■ Stated goal ■
Reply with one number: the count of lines in the data that hold the string "علقه".

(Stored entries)
+--
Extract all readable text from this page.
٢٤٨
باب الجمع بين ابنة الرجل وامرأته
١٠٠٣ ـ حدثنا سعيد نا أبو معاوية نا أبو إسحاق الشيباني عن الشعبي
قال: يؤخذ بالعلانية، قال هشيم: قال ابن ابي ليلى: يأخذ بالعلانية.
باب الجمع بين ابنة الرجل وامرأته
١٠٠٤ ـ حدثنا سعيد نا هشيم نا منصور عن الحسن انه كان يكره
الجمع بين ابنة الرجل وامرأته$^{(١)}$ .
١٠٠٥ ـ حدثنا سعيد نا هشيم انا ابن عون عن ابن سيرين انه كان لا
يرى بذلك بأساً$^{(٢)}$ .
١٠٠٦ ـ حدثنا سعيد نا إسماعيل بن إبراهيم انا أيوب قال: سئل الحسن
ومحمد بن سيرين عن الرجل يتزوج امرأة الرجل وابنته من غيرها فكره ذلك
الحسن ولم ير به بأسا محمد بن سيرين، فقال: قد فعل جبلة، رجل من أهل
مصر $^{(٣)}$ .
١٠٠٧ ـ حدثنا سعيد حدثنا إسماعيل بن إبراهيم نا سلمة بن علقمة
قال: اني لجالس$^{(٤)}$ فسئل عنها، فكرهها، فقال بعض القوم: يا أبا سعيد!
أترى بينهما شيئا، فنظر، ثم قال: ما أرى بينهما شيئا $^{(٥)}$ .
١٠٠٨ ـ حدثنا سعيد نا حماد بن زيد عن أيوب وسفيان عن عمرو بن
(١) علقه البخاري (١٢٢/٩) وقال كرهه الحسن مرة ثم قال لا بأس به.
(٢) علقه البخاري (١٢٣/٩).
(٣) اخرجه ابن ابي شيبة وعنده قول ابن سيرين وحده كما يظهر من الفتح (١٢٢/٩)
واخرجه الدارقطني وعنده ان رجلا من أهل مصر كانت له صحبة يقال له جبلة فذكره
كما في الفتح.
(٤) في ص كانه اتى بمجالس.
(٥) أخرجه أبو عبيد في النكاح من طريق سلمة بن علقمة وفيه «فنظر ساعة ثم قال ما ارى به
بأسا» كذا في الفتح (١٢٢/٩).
+--
■ Reply ■
2